• _PROBLEM_
Would you quote every entry exactly, dropping only the pictures?

• _DATASET ROWS_
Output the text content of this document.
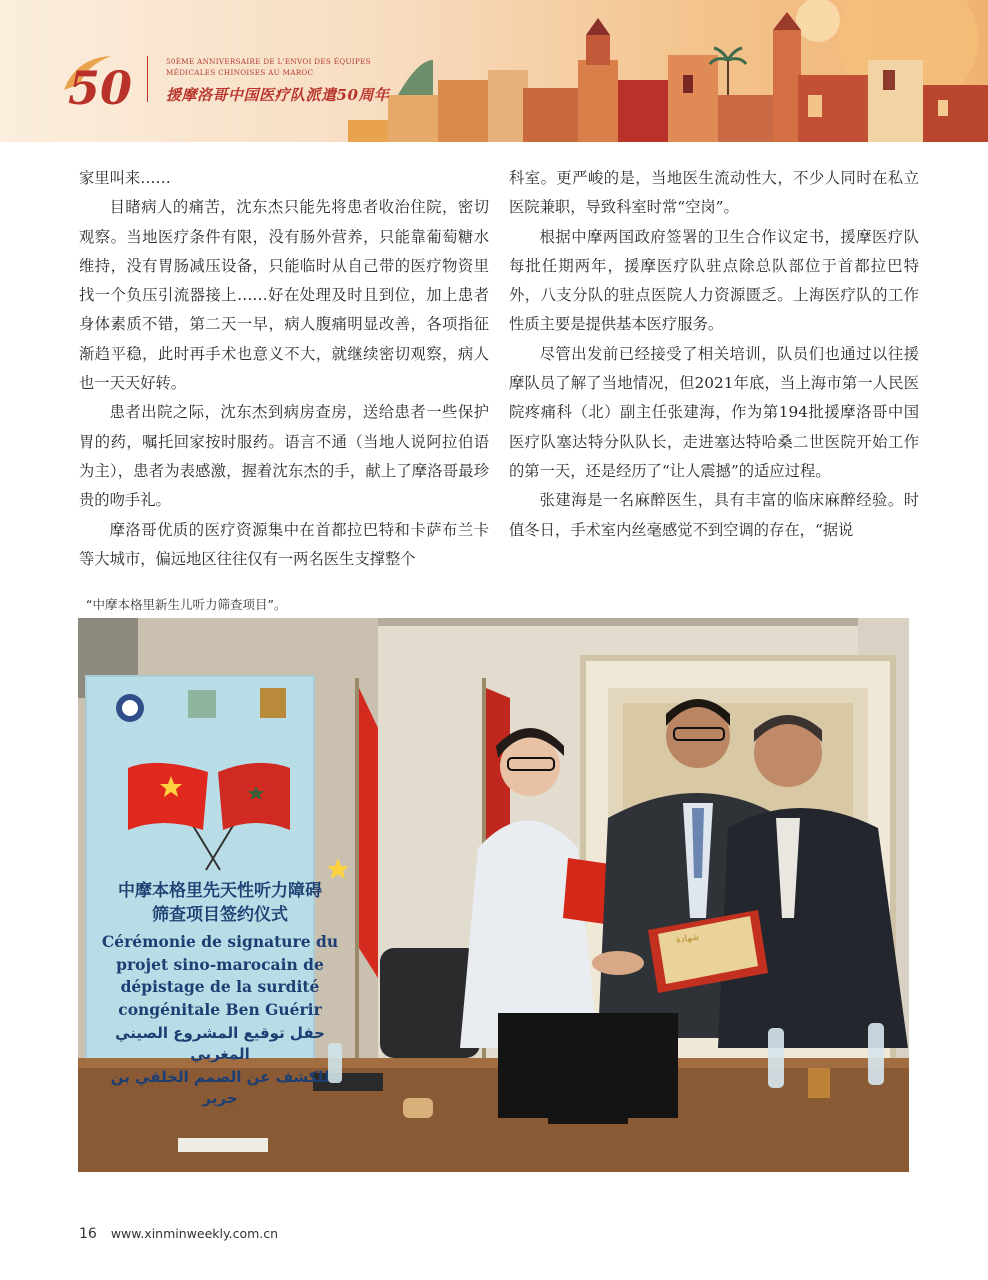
50	50ÈME ANNIVERSAIRE DE L'ENVOI DES ÉQUIPES
MÉDICALES CHINOISES AU MAROC
援摩洛哥中国医疗队派遣50周年

家里叫来……

目睹病人的痛苦，沈东杰只能先将患者收治住院，密切观察。当地医疗条件有限，没有肠外营养，只能靠葡萄糖水维持，没有胃肠减压设备，只能临时从自己带的医疗物资里找一个负压引流器接上……好在处理及时且到位，加上患者身体素质不错，第二天一早，病人腹痛明显改善，各项指征渐趋平稳，此时再手术也意义不大，就继续密切观察，病人也一天天好转。

患者出院之际，沈东杰到病房查房，送给患者一些保护胃的药，嘱托回家按时服药。语言不通（当地人说阿拉伯语为主），患者为表感激，握着沈东杰的手，献上了摩洛哥最珍贵的吻手礼。

摩洛哥优质的医疗资源集中在首都拉巴特和卡萨布兰卡等大城市，偏远地区往往仅有一两名医生支撑整个

科室。更严峻的是，当地医生流动性大，不少人同时在私立医院兼职，导致科室时常“空岗”。

根据中摩两国政府签署的卫生合作议定书，援摩医疗队每批任期两年，援摩医疗队驻点除总队部位于首都拉巴特外，八支分队的驻点医院人力资源匮乏。上海医疗队的工作性质主要是提供基本医疗服务。

尽管出发前已经接受了相关培训，队员们也通过以往援摩队员了解了当地情况，但2021年底，当上海市第一人民医院疼痛科（北）副主任张建海，作为第194批援摩洛哥中国医疗队塞达特分队队长，走进塞达特哈桑二世医院开始工作的第一天，还是经历了“让人震撼”的适应过程。

张建海是一名麻醉医生，具有丰富的临床麻醉经验。时值冬日，手术室内丝毫感觉不到空调的存在，“据说

“中摩本格里新生儿听力筛查项目”。
中摩本格里先天性听力障碍
筛查项目签约仪式
Cérémonie de signature du projet sino-marocain de dépistage de la surdité congénitale Ben Guérir
حفل توقيع المشروع الصيني المغربي
للكشف عن الصمم الخلقي بن جرير
شهادة
16 www.xinminweekly.com.cn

• _OUTPUT FOR THIS TASK_
Output the text content of this document.
50	50ÈME ANNIVERSAIRE DE L'ENVOI DES ÉQUIPES
MÉDICALES CHINOISES AU MAROC
援摩洛哥中国医疗队派遣50周年

家里叫来……

目睹病人的痛苦，沈东杰只能先将患者收治住院，密切观察。当地医疗条件有限，没有肠外营养，只能靠葡萄糖水维持，没有胃肠减压设备，只能临时从自己带的医疗物资里找一个负压引流器接上……好在处理及时且到位，加上患者身体素质不错，第二天一早，病人腹痛明显改善，各项指征渐趋平稳，此时再手术也意义不大，就继续密切观察，病人也一天天好转。

患者出院之际，沈东杰到病房查房，送给患者一些保护胃的药，嘱托回家按时服药。语言不通（当地人说阿拉伯语为主），患者为表感激，握着沈东杰的手，献上了摩洛哥最珍贵的吻手礼。

摩洛哥优质的医疗资源集中在首都拉巴特和卡萨布兰卡等大城市，偏远地区往往仅有一两名医生支撑整个

科室。更严峻的是，当地医生流动性大，不少人同时在私立医院兼职，导致科室时常“空岗”。

根据中摩两国政府签署的卫生合作议定书，援摩医疗队每批任期两年，援摩医疗队驻点除总队部位于首都拉巴特外，八支分队的驻点医院人力资源匮乏。上海医疗队的工作性质主要是提供基本医疗服务。

尽管出发前已经接受了相关培训，队员们也通过以往援摩队员了解了当地情况，但2021年底，当上海市第一人民医院疼痛科（北）副主任张建海，作为第194批援摩洛哥中国医疗队塞达特分队队长，走进塞达特哈桑二世医院开始工作的第一天，还是经历了“让人震撼”的适应过程。

张建海是一名麻醉医生，具有丰富的临床麻醉经验。时值冬日，手术室内丝毫感觉不到空调的存在，“据说

“中摩本格里新生儿听力筛查项目”。
中摩本格里先天性听力障碍
筛查项目签约仪式
Cérémonie de signature du projet sino-marocain de dépistage de la surdité congénitale Ben Guérir
حفل توقيع المشروع الصيني المغربي
للكشف عن الصمم الخلقي بن جرير
شهادة
16 www.xinminweekly.com.cn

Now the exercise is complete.